- [CHALLENGE] Search the listing below for "data". Copy each matching line.
--- begin EXERCISE MATERIAL ---
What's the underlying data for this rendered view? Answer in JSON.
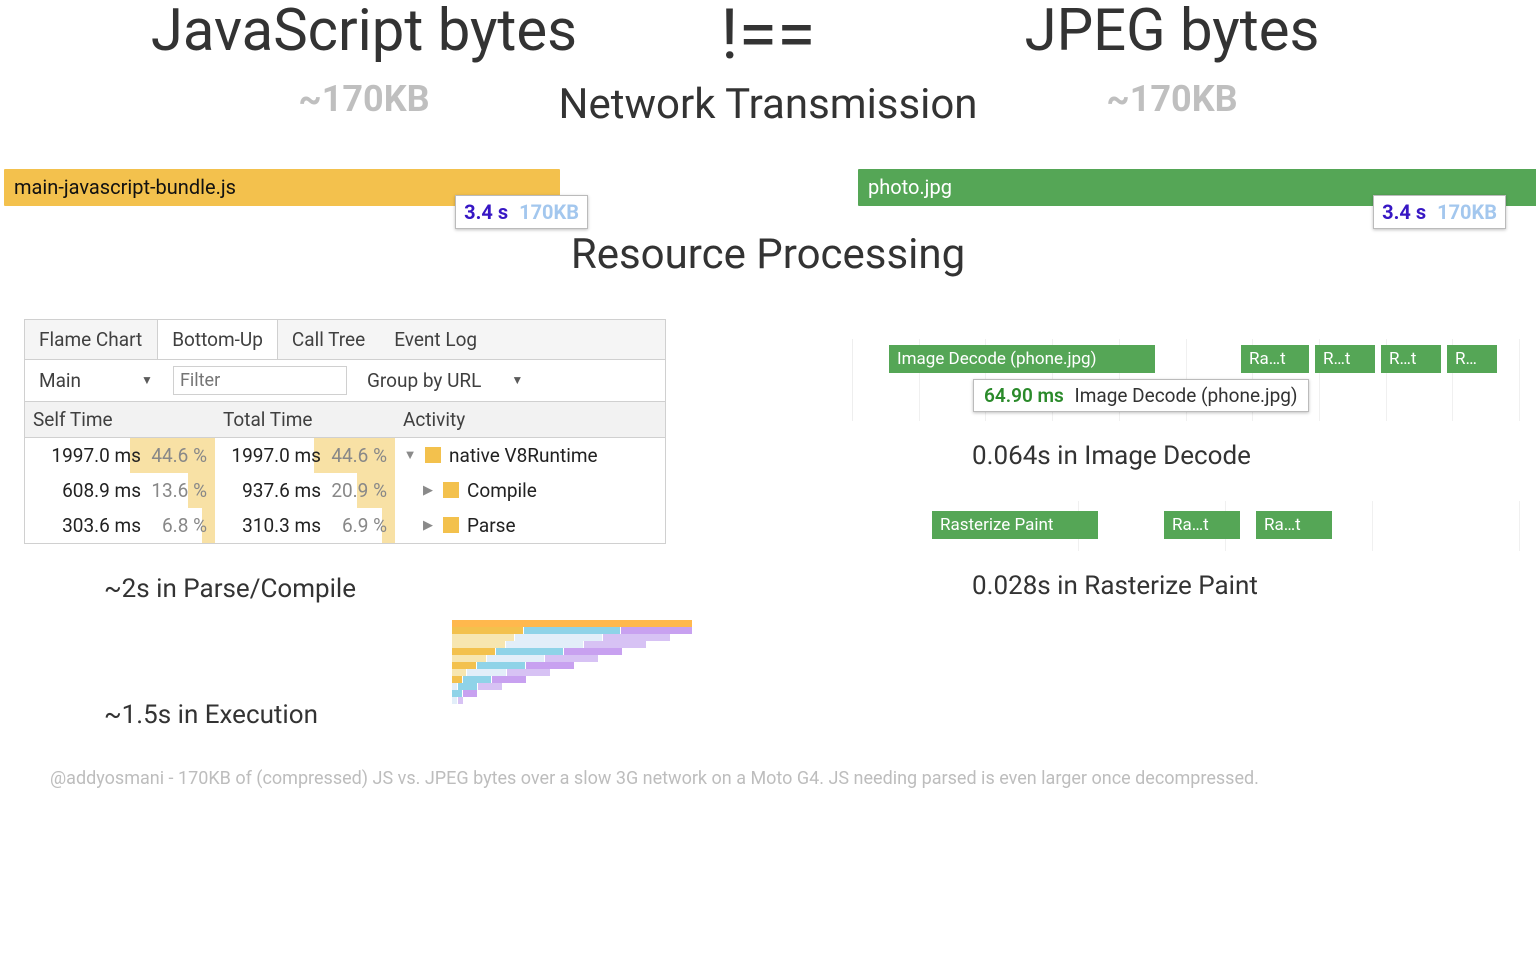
{
  "header": {
    "left_title": "JavaScript bytes",
    "center_symbol": "!==",
    "right_title": "JPEG bytes",
    "left_size": "~170KB",
    "right_size": "~170KB"
  },
  "sections": {
    "network": "Network Transmission",
    "processing": "Resource Processing"
  },
  "network": {
    "js_file": "main-javascript-bundle.js",
    "img_file": "photo.jpg",
    "js_time": "3.4 s",
    "js_size": "170KB",
    "img_time": "3.4 s",
    "img_size": "170KB"
  },
  "devtools": {
    "tabs": [
      "Flame Chart",
      "Bottom-Up",
      "Call Tree",
      "Event Log"
    ],
    "active_tab": "Bottom-Up",
    "thread_label": "Main",
    "filter_placeholder": "Filter",
    "groupby_label": "Group by URL",
    "headers": {
      "self": "Self Time",
      "total": "Total Time",
      "activity": "Activity"
    },
    "rows": [
      {
        "self_ms": "1997.0 ms",
        "self_pct": "44.6 %",
        "total_ms": "1997.0 ms",
        "total_pct": "44.6 %",
        "activity": "native V8Runtime",
        "self_bar": 45,
        "total_bar": 45,
        "depth": 0
      },
      {
        "self_ms": "608.9 ms",
        "self_pct": "13.6 %",
        "total_ms": "937.6 ms",
        "total_pct": "20.9 %",
        "activity": "Compile",
        "self_bar": 14,
        "total_bar": 21,
        "depth": 1
      },
      {
        "self_ms": "303.6 ms",
        "self_pct": "6.8 %",
        "total_ms": "310.3 ms",
        "total_pct": "6.9 %",
        "activity": "Parse",
        "self_bar": 7,
        "total_bar": 7,
        "depth": 1
      }
    ]
  },
  "summaries": {
    "parse_compile": "~2s in Parse/Compile",
    "execution": "~1.5s in Execution",
    "image_decode": "0.064s in Image Decode",
    "raster": "0.028s in Rasterize Paint"
  },
  "image_timeline": {
    "main_label": "Image Decode (phone.jpg)",
    "extras": [
      "Ra…t",
      "R…t",
      "R…t",
      "R…"
    ],
    "tooltip_ms": "64.90 ms",
    "tooltip_label": "Image Decode (phone.jpg)"
  },
  "raster_timeline": {
    "main_label": "Rasterize Paint",
    "extras": [
      "Ra…t",
      "Ra…t"
    ]
  },
  "footnote": "@addyosmani - 170KB of (compressed) JS vs. JPEG bytes over a slow 3G network on a Moto G4. JS needing parsed is even larger once decompressed."
}
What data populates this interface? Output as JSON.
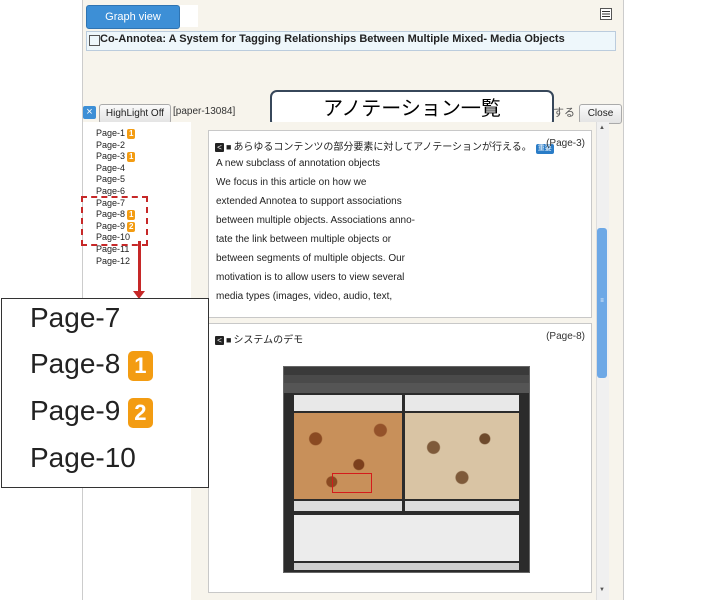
{
  "header": {
    "graph_view_label": "Graph view",
    "paper_title": "Co-Annotea: A System for Tagging Relationships Between Multiple Mixed- Media Objects"
  },
  "toolbar": {
    "close_x_label": "×",
    "highlight_label": "HighLight Off",
    "paper_id": "[paper-13084]",
    "annotation_list_title": "アノテーション一覧",
    "partial_text": "する",
    "close_label": "Close"
  },
  "nav": {
    "pages": [
      {
        "label": "Page-1",
        "count": "1"
      },
      {
        "label": "Page-2",
        "count": ""
      },
      {
        "label": "Page-3",
        "count": "1"
      },
      {
        "label": "Page-4",
        "count": ""
      },
      {
        "label": "Page-5",
        "count": ""
      },
      {
        "label": "Page-6",
        "count": ""
      },
      {
        "label": "Page-7",
        "count": ""
      },
      {
        "label": "Page-8",
        "count": "1"
      },
      {
        "label": "Page-9",
        "count": "2"
      },
      {
        "label": "Page-10",
        "count": ""
      },
      {
        "label": "Page-11",
        "count": ""
      },
      {
        "label": "Page-12",
        "count": ""
      }
    ]
  },
  "annotations": [
    {
      "heading": "あらゆるコンテンツの部分要素に対してアノテーションが行える。",
      "tag": "重要",
      "page": "(Page-3)",
      "lines": [
        "A new subclass of annotation objects",
        "We focus in this article on how we",
        "extended Annotea to support associations",
        "between multiple objects. Associations anno-",
        "tate the link between multiple objects or",
        "between segments of multiple objects. Our",
        "motivation is to allow users to view several",
        "media types (images, video, audio, text,"
      ]
    },
    {
      "heading": "システムのデモ",
      "page": "(Page-8)"
    }
  ],
  "zoom_inset": {
    "items": [
      {
        "label": "Page-7",
        "count": ""
      },
      {
        "label": "Page-8",
        "count": "1"
      },
      {
        "label": "Page-9",
        "count": "2"
      },
      {
        "label": "Page-10",
        "count": ""
      }
    ]
  },
  "colors": {
    "accent": "#3d8fd6",
    "badge": "#f39c12",
    "highlight_dash": "#c62828"
  }
}
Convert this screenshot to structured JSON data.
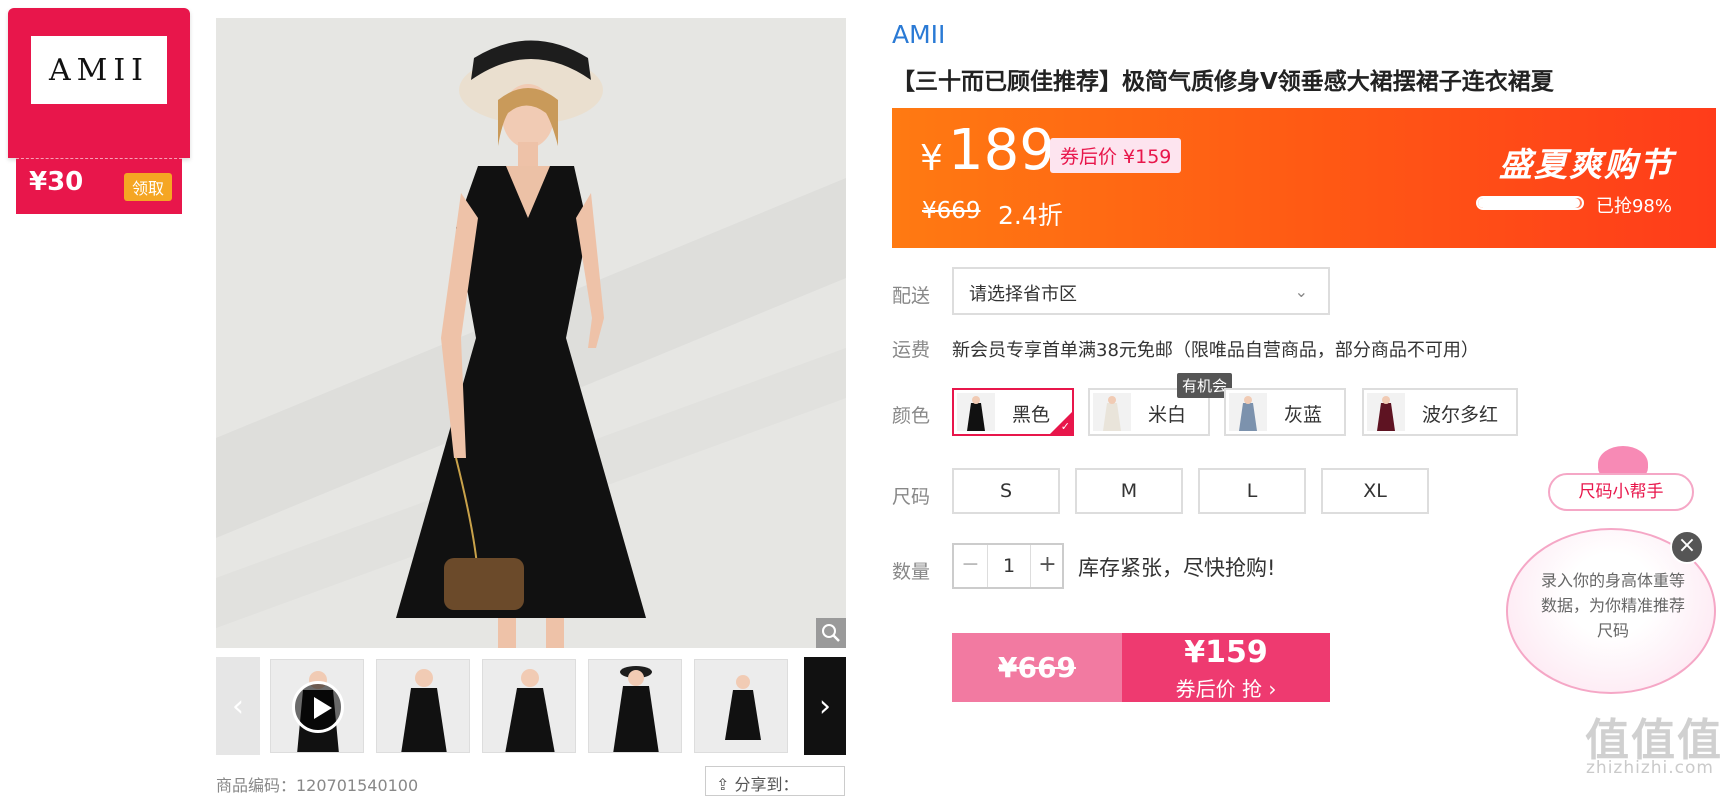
{
  "coupon": {
    "logo_text": "AMII",
    "amount": "¥30",
    "claim_label": "领取"
  },
  "gallery": {
    "zoom_icon": "magnifier-icon",
    "prev_icon": "chevron-left-icon",
    "next_icon": "chevron-right-icon",
    "play_icon": "play-icon",
    "thumbnail_count": 6
  },
  "footer": {
    "product_code": "商品编码：120701540100",
    "share_label": "分享到："
  },
  "product": {
    "brand": "AMII",
    "title": "【三十而已顾佳推荐】极简气质修身V领垂感大裙摆裙子连衣裙夏"
  },
  "price": {
    "currency": "¥",
    "current": "189",
    "after_coupon": "券后价 ¥159",
    "original": "¥669",
    "discount": "2.4折",
    "festival": "盛夏爽购节",
    "sold_percent": 98,
    "sold_label": "已抢98%"
  },
  "delivery": {
    "label": "配送",
    "placeholder": "请选择省市区"
  },
  "shipping": {
    "label": "运费",
    "text": "新会员专享首单满38元免邮（限唯品自营商品，部分商品不可用）"
  },
  "colors": {
    "label": "颜色",
    "tip": "有机会",
    "options": [
      {
        "name": "黑色",
        "selected": true
      },
      {
        "name": "米白",
        "selected": false
      },
      {
        "name": "灰蓝",
        "selected": false
      },
      {
        "name": "波尔多红",
        "selected": false
      }
    ]
  },
  "sizes": {
    "label": "尺码",
    "options": [
      "S",
      "M",
      "L",
      "XL"
    ]
  },
  "quantity": {
    "label": "数量",
    "minus": "−",
    "value": "1",
    "plus": "+",
    "stock_note": "库存紧张，尽快抢购!"
  },
  "buy": {
    "original": "¥669",
    "price": "¥159",
    "label": "券后价 抢 ›"
  },
  "size_helper": {
    "title": "尺码小帮手",
    "text": "录入你的身高体重等数据，为你精准推荐尺码",
    "close": "×"
  },
  "watermark": {
    "text": "值值值",
    "url": "zhizhizhi.com"
  },
  "colors_theme": {
    "accent_pink": "#e8164b",
    "brand_blue": "#2a7ad5",
    "banner_orange": "#ff5a14"
  }
}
--- end EXERCISE MATERIAL ---
- [SOLUTION FOR THIS PROBLEM]
What's the underlying data for this rendered view? Answer in JSON.
What data populates this interface? Output as JSON.
Convert this screenshot to structured JSON data.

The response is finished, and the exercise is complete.